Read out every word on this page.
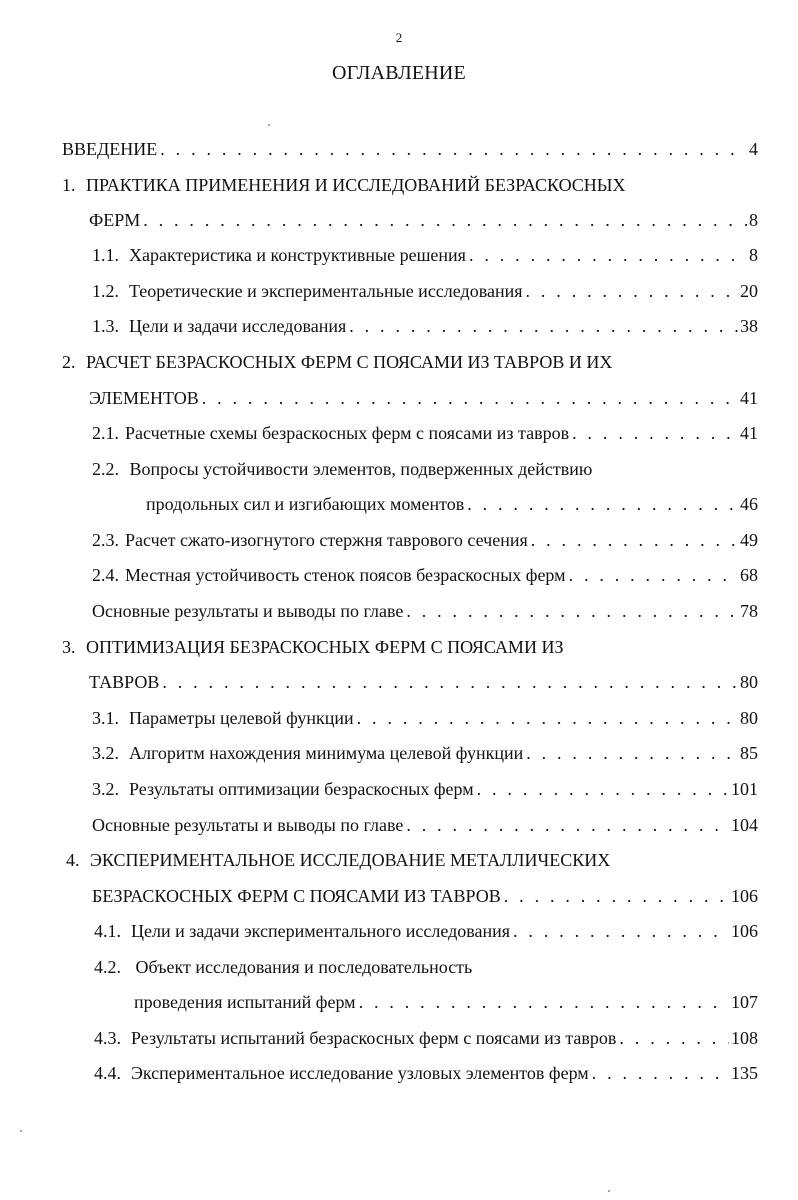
2
ОГЛАВЛЕНИЕ
ВВЕДЕНИЕ . . .	4
1. ПРАКТИКА ПРИМЕНЕНИЯ И ИССЛЕДОВАНИЙ БЕЗРАСКОСНЫХ
ФЕРМ . . .	8
1.1. Характеристика и конструктивные решения . . .	8
1.2. Теоретические и экспериментальные исследования . . .	20
1.3. Цели и задачи исследования . . .	38
2. РАСЧЕТ БЕЗРАСКОСНЫХ ФЕРМ С ПОЯСАМИ ИЗ ТАВРОВ И ИХ
ЭЛЕМЕНТОВ . . .	41
2.1. Расчетные схемы безраскосных ферм с поясами из тавров . . .	41
2.2. Вопросы устойчивости элементов, подверженных действию
продольных сил и изгибающих моментов . . .	46
2.3. Расчет сжато-изогнутого стержня таврового сечения . . .	49
2.4. Местная устойчивость стенок поясов безраскосных ферм . . .	68
Основные результаты и выводы по главе . . .	78
3. ОПТИМИЗАЦИЯ БЕЗРАСКОСНЫХ ФЕРМ С ПОЯСАМИ ИЗ
ТАВРОВ . . .	80
3.1. Параметры целевой функции . . .	80
3.2. Алгоритм нахождения минимума целевой функции . . .	85
3.2. Результаты оптимизации безраскосных ферм . . .	101
Основные результаты и выводы по главе . . .	104
4. ЭКСПЕРИМЕНТАЛЬНОЕ ИССЛЕДОВАНИЕ МЕТАЛЛИЧЕСКИХ
БЕЗРАСКОСНЫХ ФЕРМ С ПОЯСАМИ ИЗ ТАВРОВ . . .	106
4.1. Цели и задачи экспериментального исследования . . .	106
4.2. Объект исследования и последовательность
проведения испытаний ферм . . .	107
4.3. Результаты испытаний безраскосных ферм с поясами из тавров . . .	108
4.4. Экспериментальное исследование узловых элементов ферм . . .	135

---*---

=== TASK ===
Pictures stay out; reproduce every line of the records exactly.

=== SOLUTION FOR THIS TASK ===
Read out every word on this page.
2
ОГЛАВЛЕНИЕ
ВВЕДЕНИЕ . . .	4
1. ПРАКТИКА ПРИМЕНЕНИЯ И ИССЛЕДОВАНИЙ БЕЗРАСКОСНЫХ
ФЕРМ . . .	8
1.1. Характеристика и конструктивные решения . . .	8
1.2. Теоретические и экспериментальные исследования . . .	20
1.3. Цели и задачи исследования . . .	38
2. РАСЧЕТ БЕЗРАСКОСНЫХ ФЕРМ С ПОЯСАМИ ИЗ ТАВРОВ И ИХ
ЭЛЕМЕНТОВ . . .	41
2.1. Расчетные схемы безраскосных ферм с поясами из тавров . . .	41
2.2. Вопросы устойчивости элементов, подверженных действию
продольных сил и изгибающих моментов . . .	46
2.3. Расчет сжато-изогнутого стержня таврового сечения . . .	49
2.4. Местная устойчивость стенок поясов безраскосных ферм . . .	68
Основные результаты и выводы по главе . . .	78
3. ОПТИМИЗАЦИЯ БЕЗРАСКОСНЫХ ФЕРМ С ПОЯСАМИ ИЗ
ТАВРОВ . . .	80
3.1. Параметры целевой функции . . .	80
3.2. Алгоритм нахождения минимума целевой функции . . .	85
3.2. Результаты оптимизации безраскосных ферм . . .	101
Основные результаты и выводы по главе . . .	104
4. ЭКСПЕРИМЕНТАЛЬНОЕ ИССЛЕДОВАНИЕ МЕТАЛЛИЧЕСКИХ
БЕЗРАСКОСНЫХ ФЕРМ С ПОЯСАМИ ИЗ ТАВРОВ . . .	106
4.1. Цели и задачи экспериментального исследования . . .	106
4.2. Объект исследования и последовательность
проведения испытаний ферм . . .	107
4.3. Результаты испытаний безраскосных ферм с поясами из тавров . . .	108
4.4. Экспериментальное исследование узловых элементов ферм . . .	135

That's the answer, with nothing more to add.